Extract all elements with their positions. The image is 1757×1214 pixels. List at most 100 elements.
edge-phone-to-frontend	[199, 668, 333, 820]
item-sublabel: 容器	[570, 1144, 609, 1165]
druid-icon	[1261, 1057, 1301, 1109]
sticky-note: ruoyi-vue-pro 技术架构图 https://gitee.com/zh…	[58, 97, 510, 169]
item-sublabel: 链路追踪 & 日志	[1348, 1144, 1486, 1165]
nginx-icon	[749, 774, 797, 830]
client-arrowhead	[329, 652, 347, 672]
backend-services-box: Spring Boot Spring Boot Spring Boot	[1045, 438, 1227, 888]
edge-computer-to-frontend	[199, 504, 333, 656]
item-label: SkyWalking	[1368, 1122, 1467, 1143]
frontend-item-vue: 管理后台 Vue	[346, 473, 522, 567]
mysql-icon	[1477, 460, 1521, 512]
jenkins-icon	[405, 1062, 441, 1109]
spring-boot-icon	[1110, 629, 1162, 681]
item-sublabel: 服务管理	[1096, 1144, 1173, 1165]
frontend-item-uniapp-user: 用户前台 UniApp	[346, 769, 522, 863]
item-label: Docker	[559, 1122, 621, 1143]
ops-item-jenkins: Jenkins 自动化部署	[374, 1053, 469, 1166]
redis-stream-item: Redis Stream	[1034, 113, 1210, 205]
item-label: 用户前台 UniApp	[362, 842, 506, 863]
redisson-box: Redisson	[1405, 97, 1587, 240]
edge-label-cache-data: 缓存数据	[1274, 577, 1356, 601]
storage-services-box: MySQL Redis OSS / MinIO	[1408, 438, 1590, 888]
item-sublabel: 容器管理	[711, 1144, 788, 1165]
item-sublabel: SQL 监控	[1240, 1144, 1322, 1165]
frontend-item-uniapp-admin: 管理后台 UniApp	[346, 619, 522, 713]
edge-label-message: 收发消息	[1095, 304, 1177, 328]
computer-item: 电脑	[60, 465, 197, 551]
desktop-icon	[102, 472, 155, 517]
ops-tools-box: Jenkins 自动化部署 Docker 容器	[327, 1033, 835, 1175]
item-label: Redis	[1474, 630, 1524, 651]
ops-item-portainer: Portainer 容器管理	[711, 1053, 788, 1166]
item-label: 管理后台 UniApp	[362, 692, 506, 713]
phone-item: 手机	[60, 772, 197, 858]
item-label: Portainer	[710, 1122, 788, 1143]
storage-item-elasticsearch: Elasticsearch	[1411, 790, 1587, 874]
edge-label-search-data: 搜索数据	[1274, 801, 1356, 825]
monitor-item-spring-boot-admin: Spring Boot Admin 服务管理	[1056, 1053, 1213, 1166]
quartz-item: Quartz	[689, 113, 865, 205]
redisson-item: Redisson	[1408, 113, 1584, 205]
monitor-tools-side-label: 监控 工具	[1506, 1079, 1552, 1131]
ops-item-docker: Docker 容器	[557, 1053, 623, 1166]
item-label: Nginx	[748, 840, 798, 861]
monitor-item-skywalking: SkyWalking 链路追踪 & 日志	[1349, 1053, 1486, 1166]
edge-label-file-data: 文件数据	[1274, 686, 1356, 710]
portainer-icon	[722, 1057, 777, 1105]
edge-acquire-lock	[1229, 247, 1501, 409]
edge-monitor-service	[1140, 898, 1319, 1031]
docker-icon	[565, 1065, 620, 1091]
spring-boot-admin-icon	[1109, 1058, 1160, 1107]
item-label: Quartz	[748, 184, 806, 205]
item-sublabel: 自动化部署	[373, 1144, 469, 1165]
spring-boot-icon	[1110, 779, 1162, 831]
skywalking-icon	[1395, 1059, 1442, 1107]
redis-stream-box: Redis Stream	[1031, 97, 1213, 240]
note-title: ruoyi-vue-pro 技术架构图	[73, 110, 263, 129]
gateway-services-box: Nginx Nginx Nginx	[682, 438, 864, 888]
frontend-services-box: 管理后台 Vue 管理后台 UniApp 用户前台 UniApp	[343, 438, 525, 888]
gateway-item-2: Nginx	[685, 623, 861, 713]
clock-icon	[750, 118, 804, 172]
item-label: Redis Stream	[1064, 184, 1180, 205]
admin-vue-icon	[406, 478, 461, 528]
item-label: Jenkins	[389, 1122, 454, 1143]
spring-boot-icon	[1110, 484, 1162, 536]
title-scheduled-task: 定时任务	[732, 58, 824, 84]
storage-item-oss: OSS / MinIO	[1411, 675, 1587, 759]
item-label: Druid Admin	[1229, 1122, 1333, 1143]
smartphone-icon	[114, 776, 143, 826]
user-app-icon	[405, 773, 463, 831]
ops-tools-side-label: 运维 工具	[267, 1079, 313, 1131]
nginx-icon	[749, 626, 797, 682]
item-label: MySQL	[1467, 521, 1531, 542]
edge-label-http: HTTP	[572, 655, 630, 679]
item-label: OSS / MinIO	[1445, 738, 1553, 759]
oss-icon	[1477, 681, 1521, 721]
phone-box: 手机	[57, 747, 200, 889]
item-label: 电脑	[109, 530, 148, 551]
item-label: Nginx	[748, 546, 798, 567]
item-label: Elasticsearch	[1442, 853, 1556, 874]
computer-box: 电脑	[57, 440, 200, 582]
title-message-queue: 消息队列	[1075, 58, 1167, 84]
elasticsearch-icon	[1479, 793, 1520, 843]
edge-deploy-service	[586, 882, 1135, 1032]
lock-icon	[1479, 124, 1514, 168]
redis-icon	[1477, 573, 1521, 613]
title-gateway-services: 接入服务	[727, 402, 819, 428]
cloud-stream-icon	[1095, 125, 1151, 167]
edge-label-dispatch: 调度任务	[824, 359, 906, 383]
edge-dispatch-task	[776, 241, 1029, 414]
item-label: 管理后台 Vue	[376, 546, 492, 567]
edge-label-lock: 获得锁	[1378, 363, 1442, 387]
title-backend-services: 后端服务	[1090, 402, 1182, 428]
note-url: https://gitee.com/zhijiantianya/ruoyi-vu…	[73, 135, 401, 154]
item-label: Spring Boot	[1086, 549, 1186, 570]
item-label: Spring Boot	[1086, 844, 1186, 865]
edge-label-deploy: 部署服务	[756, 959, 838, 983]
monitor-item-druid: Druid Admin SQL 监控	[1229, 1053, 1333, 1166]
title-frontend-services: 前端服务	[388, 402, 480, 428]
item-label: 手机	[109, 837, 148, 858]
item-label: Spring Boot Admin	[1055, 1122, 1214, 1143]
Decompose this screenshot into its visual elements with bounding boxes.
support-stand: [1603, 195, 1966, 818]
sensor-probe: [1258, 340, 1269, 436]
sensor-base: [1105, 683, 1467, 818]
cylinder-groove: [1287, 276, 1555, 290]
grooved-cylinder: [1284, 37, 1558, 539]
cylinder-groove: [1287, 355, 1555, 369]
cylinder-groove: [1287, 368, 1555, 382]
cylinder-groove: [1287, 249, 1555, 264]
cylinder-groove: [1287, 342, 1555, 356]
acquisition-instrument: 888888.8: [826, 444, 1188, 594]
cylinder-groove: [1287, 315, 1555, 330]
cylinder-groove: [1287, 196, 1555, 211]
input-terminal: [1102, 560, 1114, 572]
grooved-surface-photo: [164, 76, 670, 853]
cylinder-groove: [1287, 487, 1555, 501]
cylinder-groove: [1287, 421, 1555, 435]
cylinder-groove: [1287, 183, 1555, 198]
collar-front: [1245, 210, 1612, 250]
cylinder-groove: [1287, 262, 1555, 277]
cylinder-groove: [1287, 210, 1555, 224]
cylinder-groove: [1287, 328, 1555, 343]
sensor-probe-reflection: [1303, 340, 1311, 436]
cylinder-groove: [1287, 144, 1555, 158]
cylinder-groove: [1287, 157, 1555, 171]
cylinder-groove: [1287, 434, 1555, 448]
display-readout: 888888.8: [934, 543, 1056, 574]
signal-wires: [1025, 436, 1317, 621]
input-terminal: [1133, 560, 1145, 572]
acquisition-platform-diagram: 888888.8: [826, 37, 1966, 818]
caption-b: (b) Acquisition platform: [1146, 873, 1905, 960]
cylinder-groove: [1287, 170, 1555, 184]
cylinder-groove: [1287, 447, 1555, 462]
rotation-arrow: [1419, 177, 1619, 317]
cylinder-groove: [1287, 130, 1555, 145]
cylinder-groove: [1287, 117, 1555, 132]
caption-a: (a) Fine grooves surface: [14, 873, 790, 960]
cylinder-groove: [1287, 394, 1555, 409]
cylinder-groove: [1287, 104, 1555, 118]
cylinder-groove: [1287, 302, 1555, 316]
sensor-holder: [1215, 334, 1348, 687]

□ □ □ □

**DESCRIPTION OF THE TASK:** Retype the data without any changes, starting from its first line and continuing through the line that contains "577, 1356, 601]".

**ANSWER BELOW:**
Extract all elements with their positions. The image is 1757×1214 pixels. List at most 100 elements.
edge-phone-to-frontend	[199, 668, 333, 820]
item-sublabel: 容器	[570, 1144, 609, 1165]
druid-icon	[1261, 1057, 1301, 1109]
sticky-note: ruoyi-vue-pro 技术架构图 https://gitee.com/zh…	[58, 97, 510, 169]
item-sublabel: 链路追踪 & 日志	[1348, 1144, 1486, 1165]
nginx-icon	[749, 774, 797, 830]
client-arrowhead	[329, 652, 347, 672]
backend-services-box: Spring Boot Spring Boot Spring Boot	[1045, 438, 1227, 888]
edge-computer-to-frontend	[199, 504, 333, 656]
item-label: SkyWalking	[1368, 1122, 1467, 1143]
frontend-item-vue: 管理后台 Vue	[346, 473, 522, 567]
mysql-icon	[1477, 460, 1521, 512]
jenkins-icon	[405, 1062, 441, 1109]
spring-boot-icon	[1110, 629, 1162, 681]
item-sublabel: 服务管理	[1096, 1144, 1173, 1165]
frontend-item-uniapp-user: 用户前台 UniApp	[346, 769, 522, 863]
item-label: Docker	[559, 1122, 621, 1143]
ops-item-jenkins: Jenkins 自动化部署	[374, 1053, 469, 1166]
redis-stream-item: Redis Stream	[1034, 113, 1210, 205]
item-label: 用户前台 UniApp	[362, 842, 506, 863]
redisson-box: Redisson	[1405, 97, 1587, 240]
edge-label-cache-data: 缓存数据	[1274, 577, 1356, 601]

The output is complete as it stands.